++++ Input ++++

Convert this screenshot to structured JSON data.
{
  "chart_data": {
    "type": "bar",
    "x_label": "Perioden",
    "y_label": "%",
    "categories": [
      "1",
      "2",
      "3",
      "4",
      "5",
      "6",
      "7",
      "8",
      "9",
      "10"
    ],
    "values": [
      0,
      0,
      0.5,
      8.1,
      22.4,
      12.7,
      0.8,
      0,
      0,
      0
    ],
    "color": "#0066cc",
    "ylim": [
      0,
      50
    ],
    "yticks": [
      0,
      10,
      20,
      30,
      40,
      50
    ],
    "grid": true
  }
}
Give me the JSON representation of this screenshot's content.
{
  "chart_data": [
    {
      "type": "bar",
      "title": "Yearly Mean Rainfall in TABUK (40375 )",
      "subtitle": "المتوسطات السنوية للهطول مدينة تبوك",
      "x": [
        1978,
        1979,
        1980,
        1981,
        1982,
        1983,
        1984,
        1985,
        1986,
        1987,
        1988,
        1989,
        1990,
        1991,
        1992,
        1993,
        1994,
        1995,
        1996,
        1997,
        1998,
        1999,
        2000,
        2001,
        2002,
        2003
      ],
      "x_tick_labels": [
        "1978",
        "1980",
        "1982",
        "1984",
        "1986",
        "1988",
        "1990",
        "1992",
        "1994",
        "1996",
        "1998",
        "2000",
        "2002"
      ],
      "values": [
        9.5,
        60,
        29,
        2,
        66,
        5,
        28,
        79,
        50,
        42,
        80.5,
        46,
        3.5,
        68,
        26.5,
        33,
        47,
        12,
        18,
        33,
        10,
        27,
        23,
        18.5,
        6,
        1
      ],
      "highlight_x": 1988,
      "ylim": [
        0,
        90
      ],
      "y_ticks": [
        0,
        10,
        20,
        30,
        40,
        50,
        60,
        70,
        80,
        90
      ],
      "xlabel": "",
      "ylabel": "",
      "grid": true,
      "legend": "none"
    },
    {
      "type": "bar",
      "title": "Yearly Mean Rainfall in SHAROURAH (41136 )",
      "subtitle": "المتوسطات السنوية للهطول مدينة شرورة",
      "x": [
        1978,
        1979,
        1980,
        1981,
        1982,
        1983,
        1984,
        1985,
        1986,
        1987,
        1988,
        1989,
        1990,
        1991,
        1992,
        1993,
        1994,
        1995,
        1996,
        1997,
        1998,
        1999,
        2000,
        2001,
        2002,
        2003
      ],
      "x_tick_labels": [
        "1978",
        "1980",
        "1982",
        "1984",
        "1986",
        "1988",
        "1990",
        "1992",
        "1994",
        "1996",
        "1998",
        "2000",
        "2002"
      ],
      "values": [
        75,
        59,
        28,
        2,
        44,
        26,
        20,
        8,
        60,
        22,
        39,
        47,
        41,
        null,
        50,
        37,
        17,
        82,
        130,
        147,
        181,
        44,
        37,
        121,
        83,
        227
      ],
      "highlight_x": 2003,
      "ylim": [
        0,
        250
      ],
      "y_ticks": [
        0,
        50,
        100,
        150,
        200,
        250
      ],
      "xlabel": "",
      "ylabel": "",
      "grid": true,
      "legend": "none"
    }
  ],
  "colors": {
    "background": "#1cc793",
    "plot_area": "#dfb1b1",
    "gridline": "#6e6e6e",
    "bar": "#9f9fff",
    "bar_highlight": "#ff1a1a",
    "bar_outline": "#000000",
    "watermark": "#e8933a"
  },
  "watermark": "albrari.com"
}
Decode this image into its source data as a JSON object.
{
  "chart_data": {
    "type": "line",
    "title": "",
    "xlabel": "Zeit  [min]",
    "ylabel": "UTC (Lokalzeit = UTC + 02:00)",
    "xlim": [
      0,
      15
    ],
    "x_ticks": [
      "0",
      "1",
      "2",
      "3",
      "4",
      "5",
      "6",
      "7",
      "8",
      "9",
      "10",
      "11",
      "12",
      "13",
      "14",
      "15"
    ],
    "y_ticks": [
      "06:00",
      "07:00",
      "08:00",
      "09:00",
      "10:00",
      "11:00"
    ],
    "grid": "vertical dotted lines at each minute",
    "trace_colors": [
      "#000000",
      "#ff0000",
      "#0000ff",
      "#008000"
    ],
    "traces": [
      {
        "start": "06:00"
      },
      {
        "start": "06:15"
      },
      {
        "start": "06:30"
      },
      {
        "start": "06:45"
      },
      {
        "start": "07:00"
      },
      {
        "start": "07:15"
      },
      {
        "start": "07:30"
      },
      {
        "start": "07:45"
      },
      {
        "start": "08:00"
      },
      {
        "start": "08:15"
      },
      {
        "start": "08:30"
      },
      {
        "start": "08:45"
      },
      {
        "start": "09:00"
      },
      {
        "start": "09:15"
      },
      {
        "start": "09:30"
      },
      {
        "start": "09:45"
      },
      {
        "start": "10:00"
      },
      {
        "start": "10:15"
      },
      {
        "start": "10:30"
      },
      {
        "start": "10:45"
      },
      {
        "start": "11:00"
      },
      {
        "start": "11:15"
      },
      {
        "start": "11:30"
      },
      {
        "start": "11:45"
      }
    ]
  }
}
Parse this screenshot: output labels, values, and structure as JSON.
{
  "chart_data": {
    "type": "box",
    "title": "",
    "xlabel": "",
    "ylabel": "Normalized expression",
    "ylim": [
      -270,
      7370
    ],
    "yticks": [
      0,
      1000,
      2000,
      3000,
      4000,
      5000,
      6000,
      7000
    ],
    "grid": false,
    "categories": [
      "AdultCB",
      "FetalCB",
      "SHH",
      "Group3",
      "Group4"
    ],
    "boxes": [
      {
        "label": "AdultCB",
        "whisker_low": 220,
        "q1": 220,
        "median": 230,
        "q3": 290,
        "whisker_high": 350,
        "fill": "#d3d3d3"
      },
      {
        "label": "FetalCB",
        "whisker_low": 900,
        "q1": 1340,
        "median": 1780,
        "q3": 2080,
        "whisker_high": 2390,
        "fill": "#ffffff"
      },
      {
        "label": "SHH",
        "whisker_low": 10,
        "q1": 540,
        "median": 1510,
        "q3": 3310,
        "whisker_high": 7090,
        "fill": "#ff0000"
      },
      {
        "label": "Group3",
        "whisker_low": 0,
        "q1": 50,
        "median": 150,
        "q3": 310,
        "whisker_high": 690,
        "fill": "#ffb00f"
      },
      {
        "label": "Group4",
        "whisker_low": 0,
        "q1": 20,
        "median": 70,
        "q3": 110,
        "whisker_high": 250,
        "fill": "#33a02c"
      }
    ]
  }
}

++++

- [Your objective]: Transcribe only the trailing portion of the entries above: the line that contains "Parse this screenshot: output" and each line after it.

- [Answer to the exercise]:
Parse this screenshot: output labels, values, and structure as JSON.
{
  "chart_data": {
    "type": "box",
    "title": "",
    "xlabel": "",
    "ylabel": "Normalized expression",
    "ylim": [
      -270,
      7370
    ],
    "yticks": [
      0,
      1000,
      2000,
      3000,
      4000,
      5000,
      6000,
      7000
    ],
    "grid": false,
    "categories": [
      "AdultCB",
      "FetalCB",
      "SHH",
      "Group3",
      "Group4"
    ],
    "boxes": [
      {
        "label": "AdultCB",
        "whisker_low": 220,
        "q1": 220,
        "median": 230,
        "q3": 290,
        "whisker_high": 350,
        "fill": "#d3d3d3"
      },
      {
        "label": "FetalCB",
        "whisker_low": 900,
        "q1": 1340,
        "median": 1780,
        "q3": 2080,
        "whisker_high": 2390,
        "fill": "#ffffff"
      },
      {
        "label": "SHH",
        "whisker_low": 10,
        "q1": 540,
        "median": 1510,
        "q3": 3310,
        "whisker_high": 7090,
        "fill": "#ff0000"
      },
      {
        "label": "Group3",
        "whisker_low": 0,
        "q1": 50,
        "median": 150,
        "q3": 310,
        "whisker_high": 690,
        "fill": "#ffb00f"
      },
      {
        "label": "Group4",
        "whisker_low": 0,
        "q1": 20,
        "median": 70,
        "q3": 110,
        "whisker_high": 250,
        "fill": "#33a02c"
      }
    ]
  }
}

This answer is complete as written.